>> BEGIN Records for the task
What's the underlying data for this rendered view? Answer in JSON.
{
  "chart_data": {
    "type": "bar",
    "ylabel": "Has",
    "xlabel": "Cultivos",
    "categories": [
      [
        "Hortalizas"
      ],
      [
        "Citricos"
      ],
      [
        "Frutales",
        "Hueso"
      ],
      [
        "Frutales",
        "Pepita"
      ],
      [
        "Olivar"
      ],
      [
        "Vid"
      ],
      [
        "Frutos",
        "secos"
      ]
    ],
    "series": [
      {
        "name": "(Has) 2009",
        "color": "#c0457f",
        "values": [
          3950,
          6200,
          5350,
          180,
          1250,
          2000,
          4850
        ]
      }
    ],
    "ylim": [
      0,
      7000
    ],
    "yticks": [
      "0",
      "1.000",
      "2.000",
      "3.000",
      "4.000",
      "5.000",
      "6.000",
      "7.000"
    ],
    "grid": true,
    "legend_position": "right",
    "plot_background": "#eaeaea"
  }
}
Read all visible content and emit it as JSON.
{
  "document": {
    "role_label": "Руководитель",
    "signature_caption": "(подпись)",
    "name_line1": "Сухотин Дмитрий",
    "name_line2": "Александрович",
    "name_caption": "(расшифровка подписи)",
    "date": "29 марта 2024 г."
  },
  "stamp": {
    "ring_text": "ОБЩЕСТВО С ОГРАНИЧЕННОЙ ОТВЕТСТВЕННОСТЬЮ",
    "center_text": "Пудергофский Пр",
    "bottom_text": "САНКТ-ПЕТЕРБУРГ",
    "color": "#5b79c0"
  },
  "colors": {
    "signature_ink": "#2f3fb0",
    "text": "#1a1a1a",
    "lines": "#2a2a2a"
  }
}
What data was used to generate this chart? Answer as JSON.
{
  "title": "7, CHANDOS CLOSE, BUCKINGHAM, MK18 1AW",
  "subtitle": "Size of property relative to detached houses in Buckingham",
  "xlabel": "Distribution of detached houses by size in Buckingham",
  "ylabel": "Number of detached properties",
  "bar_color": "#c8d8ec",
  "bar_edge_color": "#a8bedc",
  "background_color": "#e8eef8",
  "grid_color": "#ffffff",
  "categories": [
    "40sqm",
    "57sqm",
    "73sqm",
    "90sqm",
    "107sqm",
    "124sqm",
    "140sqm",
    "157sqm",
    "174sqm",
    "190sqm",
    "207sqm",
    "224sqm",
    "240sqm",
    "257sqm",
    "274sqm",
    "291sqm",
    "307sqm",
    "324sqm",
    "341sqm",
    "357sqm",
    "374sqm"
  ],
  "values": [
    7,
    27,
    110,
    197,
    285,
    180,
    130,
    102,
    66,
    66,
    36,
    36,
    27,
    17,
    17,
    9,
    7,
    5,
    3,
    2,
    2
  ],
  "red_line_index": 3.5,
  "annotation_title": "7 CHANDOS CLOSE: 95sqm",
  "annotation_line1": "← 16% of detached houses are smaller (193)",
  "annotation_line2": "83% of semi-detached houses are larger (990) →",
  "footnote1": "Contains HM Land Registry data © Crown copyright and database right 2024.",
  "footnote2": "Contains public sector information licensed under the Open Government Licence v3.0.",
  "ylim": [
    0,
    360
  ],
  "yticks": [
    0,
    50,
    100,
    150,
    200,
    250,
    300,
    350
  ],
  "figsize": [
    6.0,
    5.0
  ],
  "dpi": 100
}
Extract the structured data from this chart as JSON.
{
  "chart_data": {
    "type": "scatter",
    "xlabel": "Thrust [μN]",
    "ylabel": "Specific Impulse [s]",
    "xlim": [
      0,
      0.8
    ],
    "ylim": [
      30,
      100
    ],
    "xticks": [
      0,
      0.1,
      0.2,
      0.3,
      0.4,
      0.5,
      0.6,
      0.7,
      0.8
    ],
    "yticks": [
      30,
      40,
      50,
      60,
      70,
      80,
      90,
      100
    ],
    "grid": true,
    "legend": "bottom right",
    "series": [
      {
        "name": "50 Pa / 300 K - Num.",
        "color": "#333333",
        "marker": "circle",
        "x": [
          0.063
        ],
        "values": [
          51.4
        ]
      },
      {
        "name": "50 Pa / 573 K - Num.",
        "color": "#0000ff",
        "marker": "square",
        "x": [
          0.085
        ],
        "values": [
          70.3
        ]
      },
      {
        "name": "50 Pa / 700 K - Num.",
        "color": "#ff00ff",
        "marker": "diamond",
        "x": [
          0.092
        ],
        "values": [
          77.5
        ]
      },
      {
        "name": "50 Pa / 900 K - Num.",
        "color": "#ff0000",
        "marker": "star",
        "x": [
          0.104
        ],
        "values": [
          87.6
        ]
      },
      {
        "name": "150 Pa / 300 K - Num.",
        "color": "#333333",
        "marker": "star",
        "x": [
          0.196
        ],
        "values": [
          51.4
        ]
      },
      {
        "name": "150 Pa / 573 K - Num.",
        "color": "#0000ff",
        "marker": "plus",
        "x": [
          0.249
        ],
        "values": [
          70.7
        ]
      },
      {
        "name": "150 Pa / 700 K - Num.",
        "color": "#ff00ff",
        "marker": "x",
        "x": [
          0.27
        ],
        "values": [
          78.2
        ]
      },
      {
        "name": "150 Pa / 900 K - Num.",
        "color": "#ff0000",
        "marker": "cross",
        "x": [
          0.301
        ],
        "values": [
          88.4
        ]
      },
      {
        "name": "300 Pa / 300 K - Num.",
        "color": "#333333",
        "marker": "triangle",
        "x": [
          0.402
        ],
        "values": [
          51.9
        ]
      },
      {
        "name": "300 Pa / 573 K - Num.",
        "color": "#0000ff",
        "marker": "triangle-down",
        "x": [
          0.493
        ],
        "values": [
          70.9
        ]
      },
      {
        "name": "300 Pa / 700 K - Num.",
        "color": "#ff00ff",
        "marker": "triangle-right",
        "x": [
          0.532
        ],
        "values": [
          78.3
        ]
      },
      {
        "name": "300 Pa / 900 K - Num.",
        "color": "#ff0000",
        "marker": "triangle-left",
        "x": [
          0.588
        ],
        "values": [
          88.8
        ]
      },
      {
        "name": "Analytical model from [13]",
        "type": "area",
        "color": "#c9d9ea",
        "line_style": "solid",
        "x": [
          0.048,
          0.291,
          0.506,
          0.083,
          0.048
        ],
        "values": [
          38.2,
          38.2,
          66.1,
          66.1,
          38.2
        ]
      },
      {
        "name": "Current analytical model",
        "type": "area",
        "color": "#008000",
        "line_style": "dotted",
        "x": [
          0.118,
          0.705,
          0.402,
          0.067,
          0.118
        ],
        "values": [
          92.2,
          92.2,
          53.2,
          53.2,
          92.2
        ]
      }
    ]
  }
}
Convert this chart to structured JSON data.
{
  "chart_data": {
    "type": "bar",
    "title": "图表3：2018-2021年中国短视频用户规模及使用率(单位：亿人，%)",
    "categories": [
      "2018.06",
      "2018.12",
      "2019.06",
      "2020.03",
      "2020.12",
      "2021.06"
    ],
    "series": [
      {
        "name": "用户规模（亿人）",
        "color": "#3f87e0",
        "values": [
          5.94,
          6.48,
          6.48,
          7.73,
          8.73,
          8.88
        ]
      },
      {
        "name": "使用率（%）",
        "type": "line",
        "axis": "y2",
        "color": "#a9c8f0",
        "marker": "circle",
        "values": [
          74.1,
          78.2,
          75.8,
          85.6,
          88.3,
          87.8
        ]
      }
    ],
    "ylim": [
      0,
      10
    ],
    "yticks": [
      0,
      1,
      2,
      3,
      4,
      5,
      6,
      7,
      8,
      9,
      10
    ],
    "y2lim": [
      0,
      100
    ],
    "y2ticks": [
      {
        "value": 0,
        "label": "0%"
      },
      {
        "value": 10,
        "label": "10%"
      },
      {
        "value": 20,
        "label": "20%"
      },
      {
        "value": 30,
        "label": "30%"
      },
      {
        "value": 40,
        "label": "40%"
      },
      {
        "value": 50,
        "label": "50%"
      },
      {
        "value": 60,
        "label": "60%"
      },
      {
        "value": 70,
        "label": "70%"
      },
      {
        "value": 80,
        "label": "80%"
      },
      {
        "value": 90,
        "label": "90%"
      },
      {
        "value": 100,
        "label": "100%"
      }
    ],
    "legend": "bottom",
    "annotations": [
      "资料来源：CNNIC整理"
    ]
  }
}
>> END Records for the task
**What is required**:
Pick out and copy the lines of the entries that hold the string "JSON".

**The completed task**:
What's the underlying data for this rendered view? Answer in JSON.
Read all visible content and emit it as JSON.
What data was used to generate this chart? Answer as JSON.
Extract the structured data from this chart as JSON.
Convert this chart to structured JSON data.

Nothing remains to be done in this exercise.